▶ [Instruction]:
Repeat the material below word for word and leave out all pictures.

▶ [Material]:
□ □ □ □ □
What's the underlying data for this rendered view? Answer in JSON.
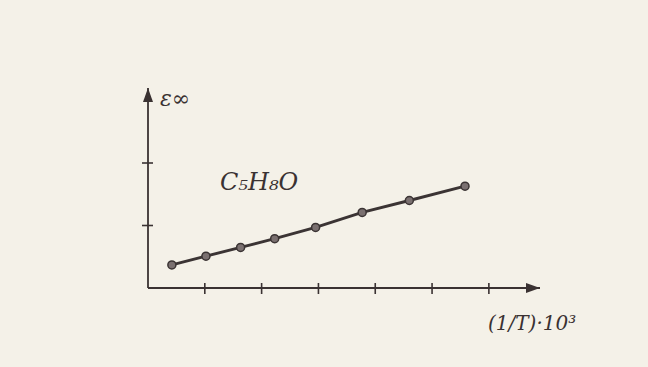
{
  "chart_data": {
    "type": "line",
    "title": "C₅H₈O",
    "x_label": "(1/T)·10³",
    "y_label": "ε∞",
    "x": [
      0.42,
      1.02,
      1.63,
      2.23,
      2.95,
      3.77,
      4.6,
      5.58
    ],
    "values": [
      0.37,
      0.51,
      0.65,
      0.79,
      0.97,
      1.21,
      1.4,
      1.63
    ],
    "color": "#3b3434",
    "marker": "circle",
    "line_style": "solid",
    "xlim": [
      0,
      6.9
    ],
    "ylim": [
      0,
      3.2
    ],
    "xticks": [
      1,
      2,
      3,
      4,
      5,
      6
    ],
    "yticks": [
      1,
      2
    ],
    "grid": false,
    "tick_labels": false
  }
}
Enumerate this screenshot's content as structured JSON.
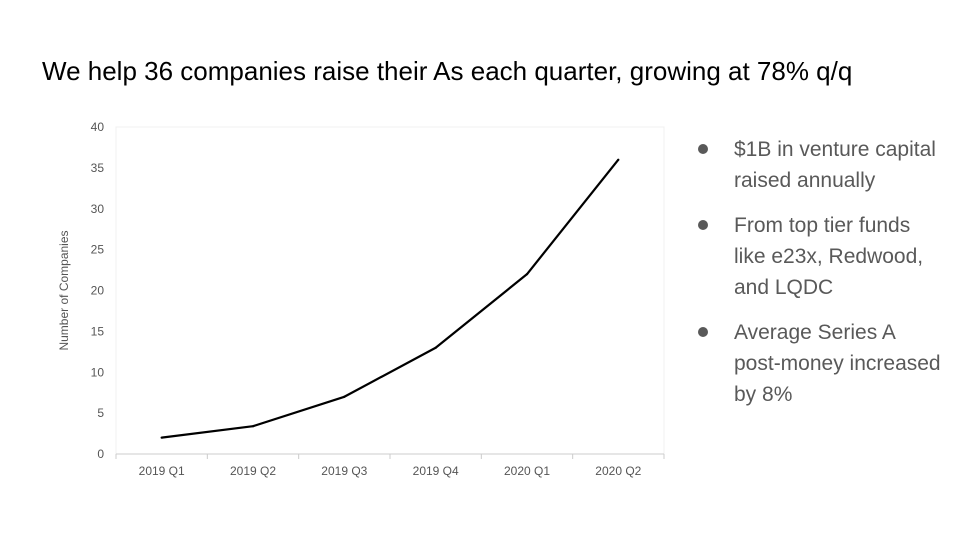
{
  "slide": {
    "title": "We help 36 companies raise their As each quarter, growing at 78% q/q"
  },
  "chart_data": {
    "type": "line",
    "categories": [
      "2019 Q1",
      "2019 Q2",
      "2019 Q3",
      "2019 Q4",
      "2020 Q1",
      "2020 Q2"
    ],
    "series": [
      {
        "values": [
          2,
          3.4,
          7,
          13,
          22,
          36
        ]
      }
    ],
    "ylabel": "Number of Companies",
    "xlabel": "",
    "ylim": [
      0,
      40
    ],
    "yticks": [
      0,
      5,
      10,
      15,
      20,
      25,
      30,
      35,
      40
    ],
    "grid": false,
    "line_color": "#000000"
  },
  "bullets": [
    {
      "text": "$1B in venture capital raised annually"
    },
    {
      "text": "From top tier funds like e23x, Redwood, and LQDC"
    },
    {
      "text": "Average Series A post-money increased by 8%"
    }
  ]
}
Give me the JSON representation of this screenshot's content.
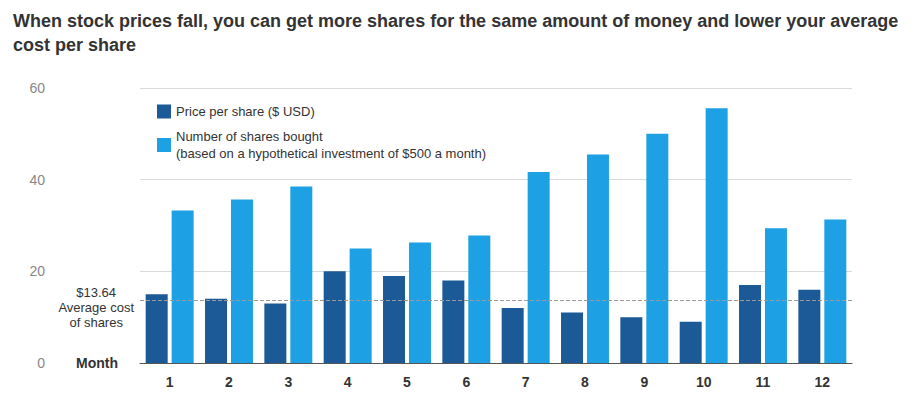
{
  "chart_data": {
    "type": "bar",
    "title": "When stock prices fall, you can get more shares for the same amount of money and lower your average cost per share",
    "x_label": "Month",
    "categories": [
      "1",
      "2",
      "3",
      "4",
      "5",
      "6",
      "7",
      "8",
      "9",
      "10",
      "11",
      "12"
    ],
    "series": [
      {
        "name": "Price per share ($ USD)",
        "color": "#1b5a96",
        "values": [
          15,
          14,
          13,
          20,
          19,
          18,
          12,
          11,
          10,
          9,
          17,
          16
        ]
      },
      {
        "name": "Number of shares bought\n(based on a hypothetical investment of $500 a month)",
        "color": "#1da1e4",
        "values": [
          33.3,
          35.7,
          38.5,
          25,
          26.3,
          27.8,
          41.7,
          45.5,
          50,
          55.6,
          29.4,
          31.3
        ]
      }
    ],
    "ylim": [
      0,
      60
    ],
    "yticks": [
      0,
      20,
      40,
      60
    ],
    "grid": true,
    "legend": "upper left",
    "reference_line": {
      "value": 13.64,
      "label": "$13.64",
      "text": [
        "Average cost",
        "of shares"
      ]
    }
  }
}
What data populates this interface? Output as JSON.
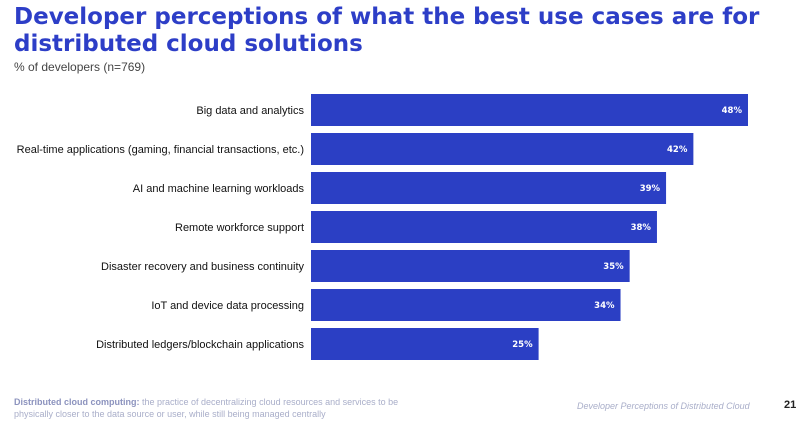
{
  "header": {
    "title": "Developer perceptions of what the best use cases are for distributed cloud solutions",
    "subtitle": "% of developers (n=769)"
  },
  "colors": {
    "accent": "#2d3ec7",
    "bar": "#2b3fc4"
  },
  "chart_data": {
    "type": "bar",
    "orientation": "horizontal",
    "categories": [
      "Big data and analytics",
      "Real-time applications (gaming, financial transactions, etc.)",
      "AI and machine learning workloads",
      "Remote workforce support",
      "Disaster recovery and business continuity",
      "IoT and device data processing",
      "Distributed ledgers/blockchain applications"
    ],
    "values": [
      48,
      42,
      39,
      38,
      35,
      34,
      25
    ],
    "value_labels": [
      "48%",
      "42%",
      "39%",
      "38%",
      "35%",
      "34%",
      "25%"
    ],
    "xlim": [
      0,
      48
    ],
    "grid": false,
    "legend": "none"
  },
  "footer": {
    "definition_term": "Distributed cloud computing:",
    "definition_text": " the practice of decentralizing cloud resources and services to be physically closer to the data source or user, while still being managed centrally",
    "source": "Developer Perceptions of Distributed Cloud",
    "page_number": "21"
  }
}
□ □ □ □ □
▶ [Written reply]:
What's the underlying data for this rendered view? Answer in JSON.
{
  "chart_data": {
    "type": "line",
    "title": "C₅H₈O",
    "x_label": "(1/T)·10³",
    "y_label": "ε∞",
    "x": [
      0.42,
      1.02,
      1.63,
      2.23,
      2.95,
      3.77,
      4.6,
      5.58
    ],
    "values": [
      0.37,
      0.51,
      0.65,
      0.79,
      0.97,
      1.21,
      1.4,
      1.63
    ],
    "color": "#3b3434",
    "marker": "circle",
    "line_style": "solid",
    "xlim": [
      0,
      6.9
    ],
    "ylim": [
      0,
      3.2
    ],
    "xticks": [
      1,
      2,
      3,
      4,
      5,
      6
    ],
    "yticks": [
      1,
      2
    ],
    "grid": false,
    "tick_labels": false
  }
}
Enumerate this screenshot's content as structured JSON.
{
  "slide": {
    "title": "We help 36 companies raise their As each quarter, growing at 78% q/q"
  },
  "chart_data": {
    "type": "line",
    "categories": [
      "2019 Q1",
      "2019 Q2",
      "2019 Q3",
      "2019 Q4",
      "2020 Q1",
      "2020 Q2"
    ],
    "series": [
      {
        "values": [
          2,
          3.4,
          7,
          13,
          22,
          36
        ]
      }
    ],
    "ylabel": "Number of Companies",
    "xlabel": "",
    "ylim": [
      0,
      40
    ],
    "yticks": [
      0,
      5,
      10,
      15,
      20,
      25,
      30,
      35,
      40
    ],
    "grid": false,
    "line_color": "#000000"
  },
  "bullets": [
    {
      "text": "$1B in venture capital raised annually"
    },
    {
      "text": "From top tier funds like e23x, Redwood, and LQDC"
    },
    {
      "text": "Average Series A post-money increased by 8%"
    }
  ]
}
Give me the JSON representation of this screenshot's content.
{
  "chart_data": {
    "type": "bar",
    "title": "When stock prices fall, you can get more shares for the same amount of money and lower your average cost per share",
    "x_label": "Month",
    "categories": [
      "1",
      "2",
      "3",
      "4",
      "5",
      "6",
      "7",
      "8",
      "9",
      "10",
      "11",
      "12"
    ],
    "series": [
      {
        "name": "Price per share ($ USD)",
        "color": "#1b5a96",
        "values": [
          15,
          14,
          13,
          20,
          19,
          18,
          12,
          11,
          10,
          9,
          17,
          16
        ]
      },
      {
        "name": "Number of shares bought\n(based on a hypothetical investment of $500 a month)",
        "color": "#1da1e4",
        "values": [
          33.3,
          35.7,
          38.5,
          25,
          26.3,
          27.8,
          41.7,
          45.5,
          50,
          55.6,
          29.4,
          31.3
        ]
      }
    ],
    "ylim": [
      0,
      60
    ],
    "yticks": [
      0,
      20,
      40,
      60
    ],
    "grid": true,
    "legend": "upper left",
    "reference_line": {
      "value": 13.64,
      "label": "$13.64",
      "text": [
        "Average cost",
        "of shares"
      ]
    }
  }
}
What data populates this interface? Output as JSON.
{
  "header": {
    "title": "Developer perceptions of what the best use cases are for distributed cloud solutions",
    "subtitle": "% of developers (n=769)"
  },
  "colors": {
    "accent": "#2d3ec7",
    "bar": "#2b3fc4"
  },
  "chart_data": {
    "type": "bar",
    "orientation": "horizontal",
    "categories": [
      "Big data and analytics",
      "Real-time applications (gaming, financial transactions, etc.)",
      "AI and machine learning workloads",
      "Remote workforce support",
      "Disaster recovery and business continuity",
      "IoT and device data processing",
      "Distributed ledgers/blockchain applications"
    ],
    "values": [
      48,
      42,
      39,
      38,
      35,
      34,
      25
    ],
    "value_labels": [
      "48%",
      "42%",
      "39%",
      "38%",
      "35%",
      "34%",
      "25%"
    ],
    "xlim": [
      0,
      48
    ],
    "grid": false,
    "legend": "none"
  },
  "footer": {
    "definition_term": "Distributed cloud computing:",
    "definition_text": " the practice of decentralizing cloud resources and services to be physically closer to the data source or user, while still being managed centrally",
    "source": "Developer Perceptions of Distributed Cloud",
    "page_number": "21"
  }
}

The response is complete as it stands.